BEGIN Article

This time there were two "technicians". I suppose that's because these two seemed to be only half as capable as the one from the other shop. The first thing they did was to supposedly test the thermostat and declared it to be "fine". When I tried to get them to explain why the past 3 times the thermostat was replaced and the oven worked they just said that the test meter doesn't lie.
They next turned their attention to the power supply on the wall to see if it was providing 240 volts. When I mentioned that if it was not the heating element would never work, they said "just checking". Well, they couldn't get the proper reading and were convinced this was the problem. Finally they decided to plug the oven in and check the voltage somewhere on the oven itself. Surprise, surprise there was 240 volts. It seems as if they couldn't position their probes to get a correct reading when trying directly on the wall outlet.

END Article

Required work.
1. For the oven repair account, decide whether each statement agrees with it. Answer yes or no, quoting the deciding words: (a) The technicians said the thermostat was fine. (b) The thermostat had been replaced four times before this visit. (c) With the oven plugged in, the voltage measured on the oven was 240 volts.
2. Please copy word for word everything in the oven repair account from "They next turned" down to "the wall outlet.".

BEGIN Information supplied

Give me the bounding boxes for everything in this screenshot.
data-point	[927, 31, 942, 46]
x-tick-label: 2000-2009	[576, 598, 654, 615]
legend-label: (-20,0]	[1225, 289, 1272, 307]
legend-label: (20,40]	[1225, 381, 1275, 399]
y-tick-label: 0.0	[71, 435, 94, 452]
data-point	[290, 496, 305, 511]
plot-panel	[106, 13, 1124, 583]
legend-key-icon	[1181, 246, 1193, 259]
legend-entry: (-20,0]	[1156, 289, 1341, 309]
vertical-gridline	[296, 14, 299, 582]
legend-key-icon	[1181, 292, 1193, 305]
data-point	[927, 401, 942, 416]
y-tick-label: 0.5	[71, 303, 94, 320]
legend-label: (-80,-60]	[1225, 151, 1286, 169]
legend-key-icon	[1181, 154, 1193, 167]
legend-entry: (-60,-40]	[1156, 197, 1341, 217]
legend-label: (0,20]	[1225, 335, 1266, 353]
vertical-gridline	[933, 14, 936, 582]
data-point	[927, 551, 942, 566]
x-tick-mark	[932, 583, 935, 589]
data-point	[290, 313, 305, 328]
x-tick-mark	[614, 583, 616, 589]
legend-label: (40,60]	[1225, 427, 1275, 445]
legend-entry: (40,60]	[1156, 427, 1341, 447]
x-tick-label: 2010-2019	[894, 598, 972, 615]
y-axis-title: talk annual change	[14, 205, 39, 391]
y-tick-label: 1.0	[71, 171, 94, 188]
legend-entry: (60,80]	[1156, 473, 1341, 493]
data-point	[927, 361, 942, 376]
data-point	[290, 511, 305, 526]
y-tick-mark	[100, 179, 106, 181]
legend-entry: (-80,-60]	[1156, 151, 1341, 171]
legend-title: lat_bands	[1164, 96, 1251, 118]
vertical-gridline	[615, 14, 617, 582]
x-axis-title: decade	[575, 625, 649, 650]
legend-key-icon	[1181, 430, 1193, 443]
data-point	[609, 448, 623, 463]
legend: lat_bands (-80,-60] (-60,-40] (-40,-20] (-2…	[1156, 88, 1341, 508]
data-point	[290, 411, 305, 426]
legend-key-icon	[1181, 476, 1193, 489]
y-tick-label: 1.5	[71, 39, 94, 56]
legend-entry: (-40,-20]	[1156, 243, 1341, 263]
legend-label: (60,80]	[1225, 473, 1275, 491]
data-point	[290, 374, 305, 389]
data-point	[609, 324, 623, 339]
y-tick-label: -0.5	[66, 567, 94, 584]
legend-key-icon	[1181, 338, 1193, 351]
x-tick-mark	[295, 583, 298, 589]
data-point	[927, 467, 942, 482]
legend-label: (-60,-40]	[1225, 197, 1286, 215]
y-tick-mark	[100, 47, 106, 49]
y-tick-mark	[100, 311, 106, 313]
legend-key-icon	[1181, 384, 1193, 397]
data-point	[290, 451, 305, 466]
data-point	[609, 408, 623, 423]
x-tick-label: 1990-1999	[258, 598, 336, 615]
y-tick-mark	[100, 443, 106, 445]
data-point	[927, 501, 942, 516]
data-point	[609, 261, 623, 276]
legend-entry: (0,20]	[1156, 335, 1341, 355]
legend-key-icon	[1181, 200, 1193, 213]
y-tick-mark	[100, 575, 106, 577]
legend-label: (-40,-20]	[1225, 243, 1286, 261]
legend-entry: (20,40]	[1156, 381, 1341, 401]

END Information supplied
BEGIN Information supplied

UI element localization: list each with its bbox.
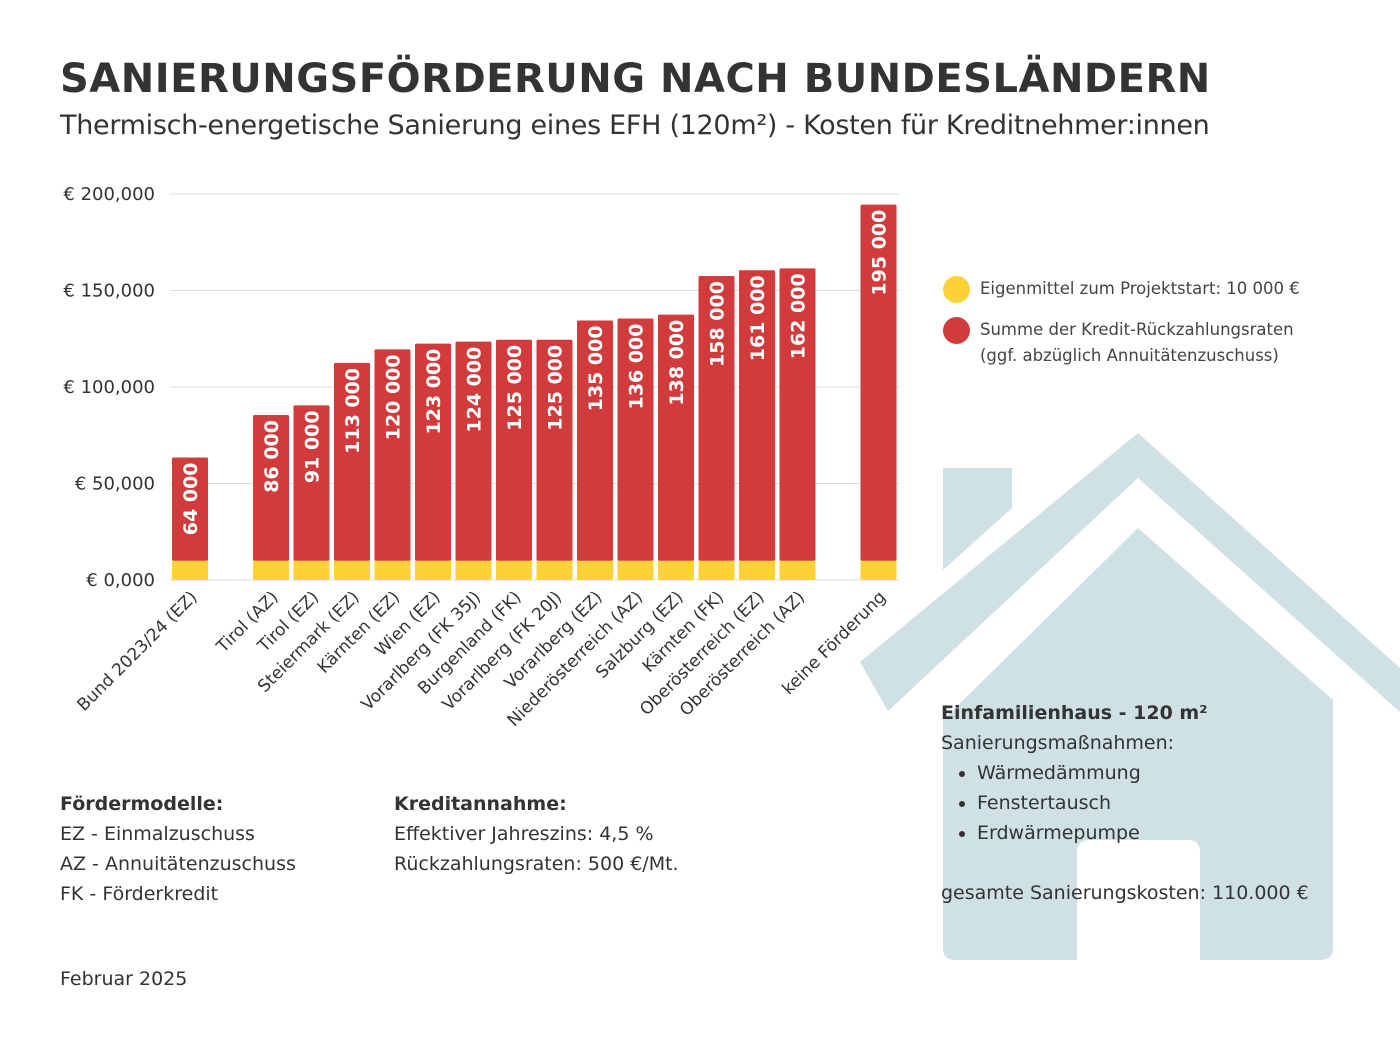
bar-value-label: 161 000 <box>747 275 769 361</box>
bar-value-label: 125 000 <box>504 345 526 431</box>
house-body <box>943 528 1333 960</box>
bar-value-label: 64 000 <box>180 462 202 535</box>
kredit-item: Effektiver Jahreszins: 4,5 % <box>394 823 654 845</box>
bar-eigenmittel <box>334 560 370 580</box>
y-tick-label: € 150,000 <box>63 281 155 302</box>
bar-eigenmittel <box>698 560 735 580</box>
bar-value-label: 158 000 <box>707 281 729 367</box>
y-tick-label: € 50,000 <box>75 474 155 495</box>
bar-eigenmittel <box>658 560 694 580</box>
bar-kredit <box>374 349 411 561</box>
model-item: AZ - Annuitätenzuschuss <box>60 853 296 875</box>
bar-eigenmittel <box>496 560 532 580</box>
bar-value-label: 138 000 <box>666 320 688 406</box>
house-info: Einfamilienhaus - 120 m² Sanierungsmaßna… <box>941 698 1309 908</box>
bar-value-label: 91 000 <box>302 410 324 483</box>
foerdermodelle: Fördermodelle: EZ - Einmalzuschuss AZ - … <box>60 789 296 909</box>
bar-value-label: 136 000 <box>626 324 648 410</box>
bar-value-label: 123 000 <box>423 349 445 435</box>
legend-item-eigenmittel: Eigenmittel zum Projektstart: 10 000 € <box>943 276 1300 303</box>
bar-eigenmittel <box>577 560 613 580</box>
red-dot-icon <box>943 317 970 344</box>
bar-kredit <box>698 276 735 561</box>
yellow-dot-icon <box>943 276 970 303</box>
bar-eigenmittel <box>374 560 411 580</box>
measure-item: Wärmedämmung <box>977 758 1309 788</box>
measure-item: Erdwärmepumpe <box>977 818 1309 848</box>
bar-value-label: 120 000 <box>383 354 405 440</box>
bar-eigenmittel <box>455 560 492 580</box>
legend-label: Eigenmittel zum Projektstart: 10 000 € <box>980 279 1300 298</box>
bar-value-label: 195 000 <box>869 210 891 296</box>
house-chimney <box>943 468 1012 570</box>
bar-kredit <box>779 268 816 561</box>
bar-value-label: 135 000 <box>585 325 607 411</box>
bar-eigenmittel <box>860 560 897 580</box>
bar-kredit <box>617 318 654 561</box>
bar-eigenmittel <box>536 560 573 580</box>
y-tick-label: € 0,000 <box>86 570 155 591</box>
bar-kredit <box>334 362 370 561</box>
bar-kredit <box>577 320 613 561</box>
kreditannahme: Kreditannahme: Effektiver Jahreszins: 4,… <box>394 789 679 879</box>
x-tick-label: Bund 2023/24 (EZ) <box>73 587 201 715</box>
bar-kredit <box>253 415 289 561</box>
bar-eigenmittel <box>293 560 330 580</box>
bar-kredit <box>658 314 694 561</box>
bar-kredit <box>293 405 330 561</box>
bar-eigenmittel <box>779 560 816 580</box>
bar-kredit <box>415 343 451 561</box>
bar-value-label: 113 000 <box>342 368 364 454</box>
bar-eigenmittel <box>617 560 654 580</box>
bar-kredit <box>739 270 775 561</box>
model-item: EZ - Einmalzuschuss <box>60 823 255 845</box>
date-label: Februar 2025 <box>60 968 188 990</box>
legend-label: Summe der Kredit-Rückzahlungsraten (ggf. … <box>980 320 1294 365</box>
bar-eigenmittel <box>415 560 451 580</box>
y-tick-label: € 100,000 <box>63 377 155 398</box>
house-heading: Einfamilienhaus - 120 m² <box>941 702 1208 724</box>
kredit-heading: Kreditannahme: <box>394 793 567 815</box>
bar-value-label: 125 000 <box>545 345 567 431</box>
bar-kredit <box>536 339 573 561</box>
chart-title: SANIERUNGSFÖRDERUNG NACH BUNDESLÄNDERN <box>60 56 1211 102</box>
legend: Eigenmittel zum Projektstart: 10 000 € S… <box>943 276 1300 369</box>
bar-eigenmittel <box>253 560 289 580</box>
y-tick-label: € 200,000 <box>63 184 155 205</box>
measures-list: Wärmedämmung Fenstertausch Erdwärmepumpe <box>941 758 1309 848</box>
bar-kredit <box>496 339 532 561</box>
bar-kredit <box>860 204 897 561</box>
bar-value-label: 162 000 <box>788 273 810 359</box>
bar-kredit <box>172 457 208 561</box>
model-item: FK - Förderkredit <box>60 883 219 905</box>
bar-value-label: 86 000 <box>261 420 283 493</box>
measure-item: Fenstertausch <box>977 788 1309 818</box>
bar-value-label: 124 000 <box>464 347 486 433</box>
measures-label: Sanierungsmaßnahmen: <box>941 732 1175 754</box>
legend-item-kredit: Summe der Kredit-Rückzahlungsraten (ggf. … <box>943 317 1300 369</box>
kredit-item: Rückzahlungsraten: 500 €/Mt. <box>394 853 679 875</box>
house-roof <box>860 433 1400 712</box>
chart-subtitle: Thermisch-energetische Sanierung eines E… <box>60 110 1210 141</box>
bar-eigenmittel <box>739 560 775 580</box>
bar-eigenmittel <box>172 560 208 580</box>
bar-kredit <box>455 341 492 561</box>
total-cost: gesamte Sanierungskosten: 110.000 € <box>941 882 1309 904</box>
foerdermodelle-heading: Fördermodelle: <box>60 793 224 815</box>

END Information supplied

Exercise solutions.
1.
(a) Yes: "The first thing they did was to supposedly test the thermostat and declared it to be "fine"."
(b) No: "the past 3 times the thermostat was replaced"
(c) Yes: "Surprise, surprise there was 240 volts."

2.
They next turned their attention to the power supply on the wall to see if it was providing 240 volts. When I mentioned that if it was not the heating element would never work, they said "just checking". Well, they couldn't get the proper reading and were convinced this was the problem. Finally they decided to plug the oven in and check the voltage somewhere on the oven itself. Surprise, surprise there was 240 volts. It seems as if they couldn't position their probes to get a correct reading when trying directly on the wall outlet.